### DATA SHOWN ###

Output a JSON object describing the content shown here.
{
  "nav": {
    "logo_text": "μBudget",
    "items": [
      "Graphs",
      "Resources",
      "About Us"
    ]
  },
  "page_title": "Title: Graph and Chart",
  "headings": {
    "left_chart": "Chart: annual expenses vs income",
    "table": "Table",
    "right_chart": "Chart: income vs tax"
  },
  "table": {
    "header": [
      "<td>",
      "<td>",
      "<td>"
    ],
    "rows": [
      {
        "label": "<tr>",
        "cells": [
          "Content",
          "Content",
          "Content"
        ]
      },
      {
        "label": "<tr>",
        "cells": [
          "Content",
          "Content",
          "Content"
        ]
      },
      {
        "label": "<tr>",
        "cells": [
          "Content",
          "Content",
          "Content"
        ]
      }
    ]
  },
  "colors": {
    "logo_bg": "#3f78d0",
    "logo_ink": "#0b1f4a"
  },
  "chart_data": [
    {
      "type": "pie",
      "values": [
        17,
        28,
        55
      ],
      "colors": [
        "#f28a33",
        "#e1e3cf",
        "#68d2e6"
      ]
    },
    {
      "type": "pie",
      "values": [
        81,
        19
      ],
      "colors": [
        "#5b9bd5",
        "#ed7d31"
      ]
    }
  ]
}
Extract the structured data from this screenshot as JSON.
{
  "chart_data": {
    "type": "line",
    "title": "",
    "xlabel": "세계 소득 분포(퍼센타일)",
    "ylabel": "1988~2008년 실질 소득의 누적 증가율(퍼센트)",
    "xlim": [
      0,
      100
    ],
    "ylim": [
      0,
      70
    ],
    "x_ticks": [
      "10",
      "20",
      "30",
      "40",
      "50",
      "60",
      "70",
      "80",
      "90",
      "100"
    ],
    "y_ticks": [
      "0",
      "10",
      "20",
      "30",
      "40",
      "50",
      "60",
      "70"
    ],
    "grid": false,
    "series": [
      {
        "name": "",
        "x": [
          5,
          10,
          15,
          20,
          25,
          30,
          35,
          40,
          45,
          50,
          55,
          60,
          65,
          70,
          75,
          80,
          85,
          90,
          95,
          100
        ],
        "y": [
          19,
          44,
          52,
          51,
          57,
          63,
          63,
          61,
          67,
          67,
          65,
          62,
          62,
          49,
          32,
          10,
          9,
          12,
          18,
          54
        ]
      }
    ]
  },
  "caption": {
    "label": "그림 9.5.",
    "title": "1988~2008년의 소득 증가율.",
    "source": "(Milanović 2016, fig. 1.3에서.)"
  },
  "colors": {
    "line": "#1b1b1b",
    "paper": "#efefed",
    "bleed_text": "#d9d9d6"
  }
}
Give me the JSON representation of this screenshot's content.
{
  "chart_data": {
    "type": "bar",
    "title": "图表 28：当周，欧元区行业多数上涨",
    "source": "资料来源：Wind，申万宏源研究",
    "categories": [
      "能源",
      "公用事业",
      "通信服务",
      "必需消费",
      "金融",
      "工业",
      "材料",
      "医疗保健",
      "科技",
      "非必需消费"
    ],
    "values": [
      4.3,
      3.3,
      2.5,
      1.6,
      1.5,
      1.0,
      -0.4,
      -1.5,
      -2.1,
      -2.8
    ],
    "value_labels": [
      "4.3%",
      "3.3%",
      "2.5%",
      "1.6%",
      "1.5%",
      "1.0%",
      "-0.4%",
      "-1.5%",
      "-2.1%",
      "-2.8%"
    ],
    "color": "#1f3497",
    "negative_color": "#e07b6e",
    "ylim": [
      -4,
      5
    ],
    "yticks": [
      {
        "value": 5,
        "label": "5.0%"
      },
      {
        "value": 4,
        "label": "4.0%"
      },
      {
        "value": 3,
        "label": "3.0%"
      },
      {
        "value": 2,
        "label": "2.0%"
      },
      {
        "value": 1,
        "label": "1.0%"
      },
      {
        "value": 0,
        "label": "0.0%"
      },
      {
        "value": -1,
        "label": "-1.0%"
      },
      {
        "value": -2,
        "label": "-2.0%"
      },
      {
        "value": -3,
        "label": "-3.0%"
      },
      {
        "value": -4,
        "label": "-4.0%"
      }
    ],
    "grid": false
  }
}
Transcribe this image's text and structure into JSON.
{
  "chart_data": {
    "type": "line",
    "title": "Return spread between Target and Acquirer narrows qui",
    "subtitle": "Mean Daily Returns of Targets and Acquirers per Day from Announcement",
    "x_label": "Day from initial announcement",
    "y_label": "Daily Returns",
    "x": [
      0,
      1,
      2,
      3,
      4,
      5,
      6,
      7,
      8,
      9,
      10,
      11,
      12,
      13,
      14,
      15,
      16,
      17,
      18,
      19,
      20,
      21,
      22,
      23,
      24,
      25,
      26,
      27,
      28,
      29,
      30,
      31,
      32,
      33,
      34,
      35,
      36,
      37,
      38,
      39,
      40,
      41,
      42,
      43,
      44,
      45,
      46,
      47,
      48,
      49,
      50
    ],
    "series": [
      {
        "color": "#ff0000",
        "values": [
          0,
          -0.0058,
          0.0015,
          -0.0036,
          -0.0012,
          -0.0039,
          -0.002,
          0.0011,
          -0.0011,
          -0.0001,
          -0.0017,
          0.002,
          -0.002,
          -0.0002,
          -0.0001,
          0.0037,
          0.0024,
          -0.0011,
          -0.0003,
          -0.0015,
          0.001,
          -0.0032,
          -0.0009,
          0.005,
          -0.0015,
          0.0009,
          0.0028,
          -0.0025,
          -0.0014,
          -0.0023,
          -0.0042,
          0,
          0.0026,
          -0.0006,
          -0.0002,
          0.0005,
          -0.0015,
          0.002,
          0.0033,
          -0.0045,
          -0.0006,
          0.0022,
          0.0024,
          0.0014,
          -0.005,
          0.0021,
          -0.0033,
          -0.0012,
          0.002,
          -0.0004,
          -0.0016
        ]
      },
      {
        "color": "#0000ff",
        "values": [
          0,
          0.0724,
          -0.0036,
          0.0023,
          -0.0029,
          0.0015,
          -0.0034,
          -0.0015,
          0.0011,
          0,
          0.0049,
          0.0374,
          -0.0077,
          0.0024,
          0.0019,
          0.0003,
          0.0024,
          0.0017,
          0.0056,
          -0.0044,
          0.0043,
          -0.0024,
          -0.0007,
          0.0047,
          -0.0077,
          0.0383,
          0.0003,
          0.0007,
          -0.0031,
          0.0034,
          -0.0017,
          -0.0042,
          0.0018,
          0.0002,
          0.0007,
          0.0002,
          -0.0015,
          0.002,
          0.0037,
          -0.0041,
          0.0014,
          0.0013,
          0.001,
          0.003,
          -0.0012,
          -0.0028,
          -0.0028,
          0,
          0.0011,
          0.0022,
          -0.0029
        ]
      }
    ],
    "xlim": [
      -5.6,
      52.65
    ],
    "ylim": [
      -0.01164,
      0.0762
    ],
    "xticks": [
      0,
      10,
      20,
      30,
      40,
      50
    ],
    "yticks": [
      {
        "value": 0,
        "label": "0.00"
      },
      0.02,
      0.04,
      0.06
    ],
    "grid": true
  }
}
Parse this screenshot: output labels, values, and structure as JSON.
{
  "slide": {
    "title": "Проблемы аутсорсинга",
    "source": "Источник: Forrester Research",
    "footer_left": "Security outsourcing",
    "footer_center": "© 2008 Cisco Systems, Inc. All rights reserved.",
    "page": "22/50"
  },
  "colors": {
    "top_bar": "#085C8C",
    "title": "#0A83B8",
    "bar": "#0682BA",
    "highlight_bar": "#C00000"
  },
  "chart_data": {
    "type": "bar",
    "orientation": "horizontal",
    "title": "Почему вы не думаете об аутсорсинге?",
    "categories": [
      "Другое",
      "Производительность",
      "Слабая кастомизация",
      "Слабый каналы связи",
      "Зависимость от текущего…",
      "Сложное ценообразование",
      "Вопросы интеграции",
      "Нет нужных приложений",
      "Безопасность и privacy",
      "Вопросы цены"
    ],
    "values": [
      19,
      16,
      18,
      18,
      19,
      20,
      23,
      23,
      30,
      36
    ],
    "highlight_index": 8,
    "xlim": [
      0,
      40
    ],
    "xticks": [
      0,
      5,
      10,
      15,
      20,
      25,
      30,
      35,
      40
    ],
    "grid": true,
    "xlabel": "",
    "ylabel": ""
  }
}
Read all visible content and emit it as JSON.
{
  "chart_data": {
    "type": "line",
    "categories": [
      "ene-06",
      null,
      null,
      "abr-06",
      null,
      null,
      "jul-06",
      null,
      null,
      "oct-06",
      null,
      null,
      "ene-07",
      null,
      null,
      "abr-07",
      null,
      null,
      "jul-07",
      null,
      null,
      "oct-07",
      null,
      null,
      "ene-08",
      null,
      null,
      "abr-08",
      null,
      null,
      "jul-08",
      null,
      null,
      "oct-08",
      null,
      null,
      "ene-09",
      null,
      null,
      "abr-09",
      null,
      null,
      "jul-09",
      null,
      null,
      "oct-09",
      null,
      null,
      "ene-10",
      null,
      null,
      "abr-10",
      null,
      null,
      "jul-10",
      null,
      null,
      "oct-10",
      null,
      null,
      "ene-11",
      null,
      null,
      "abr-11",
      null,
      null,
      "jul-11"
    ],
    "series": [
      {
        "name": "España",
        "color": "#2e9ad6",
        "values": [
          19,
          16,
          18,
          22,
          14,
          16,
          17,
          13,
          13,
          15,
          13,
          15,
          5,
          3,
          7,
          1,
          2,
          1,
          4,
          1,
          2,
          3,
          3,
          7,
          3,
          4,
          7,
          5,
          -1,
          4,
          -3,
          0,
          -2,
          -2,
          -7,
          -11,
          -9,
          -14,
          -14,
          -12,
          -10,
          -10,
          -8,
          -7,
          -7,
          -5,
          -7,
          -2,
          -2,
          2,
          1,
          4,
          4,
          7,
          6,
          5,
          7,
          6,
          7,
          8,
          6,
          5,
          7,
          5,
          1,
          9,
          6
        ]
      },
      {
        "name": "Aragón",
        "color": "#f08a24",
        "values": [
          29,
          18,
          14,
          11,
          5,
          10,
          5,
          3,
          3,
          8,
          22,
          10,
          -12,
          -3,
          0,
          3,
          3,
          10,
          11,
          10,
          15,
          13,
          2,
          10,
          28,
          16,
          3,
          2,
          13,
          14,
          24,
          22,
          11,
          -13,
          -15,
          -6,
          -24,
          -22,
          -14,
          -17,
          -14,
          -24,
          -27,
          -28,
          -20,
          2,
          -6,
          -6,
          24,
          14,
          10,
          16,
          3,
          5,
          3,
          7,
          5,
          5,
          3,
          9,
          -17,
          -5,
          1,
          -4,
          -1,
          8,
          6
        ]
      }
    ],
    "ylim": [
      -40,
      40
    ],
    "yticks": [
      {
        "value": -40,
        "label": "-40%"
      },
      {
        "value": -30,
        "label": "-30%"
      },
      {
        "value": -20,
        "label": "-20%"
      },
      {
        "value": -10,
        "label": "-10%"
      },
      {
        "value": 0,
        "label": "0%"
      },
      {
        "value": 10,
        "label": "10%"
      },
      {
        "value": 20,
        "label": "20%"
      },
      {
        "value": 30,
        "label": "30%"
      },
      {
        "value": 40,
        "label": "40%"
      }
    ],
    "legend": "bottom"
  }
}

###

WHAT THE EXERCISE ASKS: Return, from the data, each line that has the word "JSON" in it.

ANSWER TO THIS PROBLEM:
Output a JSON object describing the content shown here.
Extract the structured data from this screenshot as JSON.
Give me the JSON representation of this screenshot's content.
Transcribe this image's text and structure into JSON.
Parse this screenshot: output labels, values, and structure as JSON.
Read all visible content and emit it as JSON.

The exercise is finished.